▽
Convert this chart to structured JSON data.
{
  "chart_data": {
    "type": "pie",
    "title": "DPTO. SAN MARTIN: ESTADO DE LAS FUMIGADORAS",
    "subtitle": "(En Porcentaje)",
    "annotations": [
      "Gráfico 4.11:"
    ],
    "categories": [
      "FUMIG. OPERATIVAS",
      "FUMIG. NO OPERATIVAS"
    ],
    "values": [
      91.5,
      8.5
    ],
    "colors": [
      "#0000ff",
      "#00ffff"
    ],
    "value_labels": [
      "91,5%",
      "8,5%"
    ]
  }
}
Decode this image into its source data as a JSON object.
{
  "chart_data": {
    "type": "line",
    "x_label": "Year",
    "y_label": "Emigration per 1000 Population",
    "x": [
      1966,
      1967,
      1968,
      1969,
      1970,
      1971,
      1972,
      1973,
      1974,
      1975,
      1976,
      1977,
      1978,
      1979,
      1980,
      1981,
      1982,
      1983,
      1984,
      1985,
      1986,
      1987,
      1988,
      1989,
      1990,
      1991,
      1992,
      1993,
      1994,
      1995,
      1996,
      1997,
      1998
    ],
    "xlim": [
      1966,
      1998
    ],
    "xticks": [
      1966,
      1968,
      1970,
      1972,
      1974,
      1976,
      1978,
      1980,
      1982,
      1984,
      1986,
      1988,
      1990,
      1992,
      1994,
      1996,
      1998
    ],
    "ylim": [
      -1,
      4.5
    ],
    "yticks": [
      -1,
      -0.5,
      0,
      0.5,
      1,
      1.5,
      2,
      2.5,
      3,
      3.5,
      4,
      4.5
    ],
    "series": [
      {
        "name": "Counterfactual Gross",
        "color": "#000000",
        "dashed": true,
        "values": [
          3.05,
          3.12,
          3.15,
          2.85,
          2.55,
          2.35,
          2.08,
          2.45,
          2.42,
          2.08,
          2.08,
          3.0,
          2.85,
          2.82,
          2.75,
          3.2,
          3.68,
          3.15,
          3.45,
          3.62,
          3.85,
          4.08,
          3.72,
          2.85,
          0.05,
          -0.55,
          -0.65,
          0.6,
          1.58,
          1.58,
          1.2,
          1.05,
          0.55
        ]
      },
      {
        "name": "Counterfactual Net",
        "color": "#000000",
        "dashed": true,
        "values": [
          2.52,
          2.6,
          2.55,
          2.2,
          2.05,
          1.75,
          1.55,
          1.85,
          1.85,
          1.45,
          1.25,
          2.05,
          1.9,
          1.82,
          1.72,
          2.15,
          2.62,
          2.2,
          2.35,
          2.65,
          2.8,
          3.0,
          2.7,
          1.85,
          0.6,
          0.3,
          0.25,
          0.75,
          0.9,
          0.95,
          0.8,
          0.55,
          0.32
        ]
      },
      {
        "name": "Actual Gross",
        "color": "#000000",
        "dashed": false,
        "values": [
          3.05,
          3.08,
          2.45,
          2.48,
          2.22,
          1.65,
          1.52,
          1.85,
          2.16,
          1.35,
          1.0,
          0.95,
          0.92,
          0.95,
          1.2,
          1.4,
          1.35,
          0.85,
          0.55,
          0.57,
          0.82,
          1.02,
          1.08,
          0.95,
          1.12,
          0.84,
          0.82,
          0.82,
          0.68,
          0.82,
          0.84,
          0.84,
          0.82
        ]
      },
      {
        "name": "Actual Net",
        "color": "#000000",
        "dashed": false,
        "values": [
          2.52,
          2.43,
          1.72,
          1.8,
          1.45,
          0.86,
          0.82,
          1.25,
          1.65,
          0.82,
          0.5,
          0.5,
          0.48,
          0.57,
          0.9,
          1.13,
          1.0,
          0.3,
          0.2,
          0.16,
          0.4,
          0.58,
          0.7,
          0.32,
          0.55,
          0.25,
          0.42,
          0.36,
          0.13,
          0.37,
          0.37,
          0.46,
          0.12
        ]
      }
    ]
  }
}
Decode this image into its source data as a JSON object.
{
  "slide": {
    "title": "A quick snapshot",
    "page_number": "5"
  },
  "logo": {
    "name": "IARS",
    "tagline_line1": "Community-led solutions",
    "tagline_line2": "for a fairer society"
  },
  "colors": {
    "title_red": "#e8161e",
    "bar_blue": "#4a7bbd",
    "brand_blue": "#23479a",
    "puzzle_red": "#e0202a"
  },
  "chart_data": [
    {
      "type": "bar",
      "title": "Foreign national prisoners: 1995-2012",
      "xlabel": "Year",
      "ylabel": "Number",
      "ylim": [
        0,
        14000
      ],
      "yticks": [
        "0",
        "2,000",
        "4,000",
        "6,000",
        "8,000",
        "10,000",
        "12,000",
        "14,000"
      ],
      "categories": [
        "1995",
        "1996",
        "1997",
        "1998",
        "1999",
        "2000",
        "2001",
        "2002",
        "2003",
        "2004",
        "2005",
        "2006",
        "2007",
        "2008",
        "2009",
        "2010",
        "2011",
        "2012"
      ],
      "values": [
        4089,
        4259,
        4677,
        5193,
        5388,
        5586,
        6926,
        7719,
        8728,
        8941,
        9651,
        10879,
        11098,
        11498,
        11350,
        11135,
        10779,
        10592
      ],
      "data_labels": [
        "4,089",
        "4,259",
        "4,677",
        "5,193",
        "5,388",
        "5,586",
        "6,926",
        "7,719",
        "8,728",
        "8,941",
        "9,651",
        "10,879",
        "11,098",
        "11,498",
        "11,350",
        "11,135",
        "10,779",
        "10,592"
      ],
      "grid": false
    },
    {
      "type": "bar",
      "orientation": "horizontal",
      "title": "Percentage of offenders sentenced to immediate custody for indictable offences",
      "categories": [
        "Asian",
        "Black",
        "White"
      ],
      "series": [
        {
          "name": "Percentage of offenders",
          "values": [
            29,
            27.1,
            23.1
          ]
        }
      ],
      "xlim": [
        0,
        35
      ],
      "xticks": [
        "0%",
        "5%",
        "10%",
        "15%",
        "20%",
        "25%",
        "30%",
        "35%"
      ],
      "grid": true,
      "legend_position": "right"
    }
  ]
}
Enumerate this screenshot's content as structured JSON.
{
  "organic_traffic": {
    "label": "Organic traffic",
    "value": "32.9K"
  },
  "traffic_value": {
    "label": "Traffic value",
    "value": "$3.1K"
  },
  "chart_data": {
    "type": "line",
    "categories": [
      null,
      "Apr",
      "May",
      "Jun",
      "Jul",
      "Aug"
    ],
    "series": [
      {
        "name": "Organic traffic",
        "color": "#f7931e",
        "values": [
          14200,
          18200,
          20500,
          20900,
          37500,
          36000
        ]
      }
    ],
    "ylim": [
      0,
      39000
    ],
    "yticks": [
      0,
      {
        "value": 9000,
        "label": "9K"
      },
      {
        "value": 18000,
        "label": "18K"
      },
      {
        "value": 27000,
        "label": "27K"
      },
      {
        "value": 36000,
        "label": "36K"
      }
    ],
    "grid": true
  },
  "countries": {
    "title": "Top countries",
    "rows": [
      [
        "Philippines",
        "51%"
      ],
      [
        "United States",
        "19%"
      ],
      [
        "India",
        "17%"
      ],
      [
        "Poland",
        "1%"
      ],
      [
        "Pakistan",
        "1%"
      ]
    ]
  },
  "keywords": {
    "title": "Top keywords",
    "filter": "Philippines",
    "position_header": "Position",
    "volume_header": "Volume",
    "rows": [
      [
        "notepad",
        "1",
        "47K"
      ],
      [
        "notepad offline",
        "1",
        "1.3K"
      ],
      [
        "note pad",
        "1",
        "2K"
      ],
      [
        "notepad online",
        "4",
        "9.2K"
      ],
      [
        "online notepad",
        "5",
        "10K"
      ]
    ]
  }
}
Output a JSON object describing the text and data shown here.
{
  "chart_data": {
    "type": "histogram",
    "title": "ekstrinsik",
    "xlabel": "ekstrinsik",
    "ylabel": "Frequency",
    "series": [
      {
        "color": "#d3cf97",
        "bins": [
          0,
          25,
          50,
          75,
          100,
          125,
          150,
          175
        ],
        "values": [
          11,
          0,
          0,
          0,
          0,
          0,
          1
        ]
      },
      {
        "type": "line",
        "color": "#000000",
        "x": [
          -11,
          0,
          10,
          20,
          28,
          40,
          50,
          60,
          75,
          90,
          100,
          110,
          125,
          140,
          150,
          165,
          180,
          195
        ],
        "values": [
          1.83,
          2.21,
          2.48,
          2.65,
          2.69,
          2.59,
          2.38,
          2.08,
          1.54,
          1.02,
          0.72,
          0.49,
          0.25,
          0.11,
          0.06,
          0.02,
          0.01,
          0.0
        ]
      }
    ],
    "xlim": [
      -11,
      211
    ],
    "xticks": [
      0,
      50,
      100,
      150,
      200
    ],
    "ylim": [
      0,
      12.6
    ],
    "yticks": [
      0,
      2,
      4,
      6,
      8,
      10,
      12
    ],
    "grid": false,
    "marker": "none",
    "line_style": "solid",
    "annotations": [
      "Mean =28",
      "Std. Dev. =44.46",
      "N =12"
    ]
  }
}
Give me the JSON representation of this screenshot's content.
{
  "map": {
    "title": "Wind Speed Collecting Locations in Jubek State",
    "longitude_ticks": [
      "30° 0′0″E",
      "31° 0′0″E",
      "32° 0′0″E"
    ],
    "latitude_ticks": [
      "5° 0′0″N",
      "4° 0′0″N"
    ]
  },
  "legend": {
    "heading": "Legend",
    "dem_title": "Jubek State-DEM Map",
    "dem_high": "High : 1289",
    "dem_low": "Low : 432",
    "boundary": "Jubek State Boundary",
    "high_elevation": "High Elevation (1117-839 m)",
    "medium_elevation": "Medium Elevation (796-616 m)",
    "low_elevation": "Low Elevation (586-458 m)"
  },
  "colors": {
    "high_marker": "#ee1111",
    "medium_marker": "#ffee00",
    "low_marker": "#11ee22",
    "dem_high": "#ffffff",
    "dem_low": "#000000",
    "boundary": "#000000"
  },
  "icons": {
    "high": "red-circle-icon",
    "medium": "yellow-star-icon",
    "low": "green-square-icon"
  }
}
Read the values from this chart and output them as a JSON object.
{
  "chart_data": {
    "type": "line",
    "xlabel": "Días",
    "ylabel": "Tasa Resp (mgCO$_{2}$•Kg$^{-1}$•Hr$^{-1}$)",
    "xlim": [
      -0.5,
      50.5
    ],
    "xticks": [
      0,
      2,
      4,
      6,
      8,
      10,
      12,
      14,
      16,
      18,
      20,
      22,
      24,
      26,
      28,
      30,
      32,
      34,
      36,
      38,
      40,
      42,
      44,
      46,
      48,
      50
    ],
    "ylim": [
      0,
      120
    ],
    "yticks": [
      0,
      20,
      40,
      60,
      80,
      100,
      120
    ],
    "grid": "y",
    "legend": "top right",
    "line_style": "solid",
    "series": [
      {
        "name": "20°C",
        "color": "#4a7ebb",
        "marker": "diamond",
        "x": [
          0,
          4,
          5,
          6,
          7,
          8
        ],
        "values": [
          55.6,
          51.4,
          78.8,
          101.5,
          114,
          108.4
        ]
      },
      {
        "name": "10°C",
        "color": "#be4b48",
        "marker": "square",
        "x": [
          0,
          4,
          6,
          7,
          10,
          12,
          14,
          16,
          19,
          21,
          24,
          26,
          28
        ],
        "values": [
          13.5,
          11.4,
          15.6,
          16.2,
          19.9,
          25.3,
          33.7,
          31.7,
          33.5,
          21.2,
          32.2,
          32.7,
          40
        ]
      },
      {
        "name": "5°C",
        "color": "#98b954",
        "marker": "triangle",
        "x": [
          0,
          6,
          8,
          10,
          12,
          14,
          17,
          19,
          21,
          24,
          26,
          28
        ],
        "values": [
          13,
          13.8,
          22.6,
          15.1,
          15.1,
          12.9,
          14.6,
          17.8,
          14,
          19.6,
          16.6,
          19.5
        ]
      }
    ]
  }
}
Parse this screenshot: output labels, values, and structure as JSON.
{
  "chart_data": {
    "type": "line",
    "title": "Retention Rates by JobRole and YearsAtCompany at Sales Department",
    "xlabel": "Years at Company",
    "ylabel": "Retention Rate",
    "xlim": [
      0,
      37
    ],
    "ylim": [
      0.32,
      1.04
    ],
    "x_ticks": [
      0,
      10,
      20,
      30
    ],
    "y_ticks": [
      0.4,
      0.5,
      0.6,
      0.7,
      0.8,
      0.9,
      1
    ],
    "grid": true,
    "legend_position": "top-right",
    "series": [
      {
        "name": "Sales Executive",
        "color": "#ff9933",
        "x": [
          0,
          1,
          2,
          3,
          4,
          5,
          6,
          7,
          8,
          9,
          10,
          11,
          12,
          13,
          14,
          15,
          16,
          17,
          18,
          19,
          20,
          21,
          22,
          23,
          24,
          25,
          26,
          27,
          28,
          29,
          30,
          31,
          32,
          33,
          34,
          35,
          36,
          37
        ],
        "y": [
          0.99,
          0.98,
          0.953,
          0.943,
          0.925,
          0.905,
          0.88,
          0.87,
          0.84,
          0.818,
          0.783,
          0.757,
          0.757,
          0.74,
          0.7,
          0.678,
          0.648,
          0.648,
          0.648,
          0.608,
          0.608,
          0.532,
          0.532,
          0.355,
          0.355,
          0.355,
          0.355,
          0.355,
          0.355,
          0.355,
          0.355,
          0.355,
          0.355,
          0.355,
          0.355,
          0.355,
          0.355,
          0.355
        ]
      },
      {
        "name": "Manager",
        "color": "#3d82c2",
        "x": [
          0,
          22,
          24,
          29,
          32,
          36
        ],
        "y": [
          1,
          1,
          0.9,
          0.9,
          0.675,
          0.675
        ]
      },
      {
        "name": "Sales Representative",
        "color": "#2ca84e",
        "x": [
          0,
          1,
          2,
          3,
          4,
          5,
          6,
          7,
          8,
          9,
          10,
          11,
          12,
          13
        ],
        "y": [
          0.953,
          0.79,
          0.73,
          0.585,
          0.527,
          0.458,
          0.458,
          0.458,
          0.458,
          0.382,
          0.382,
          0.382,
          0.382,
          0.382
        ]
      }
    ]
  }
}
△
# [STATED TASK]
Reply with one number only: how many lines of the listing hold "offenders"?

# [RESULT OF THE TASK]
2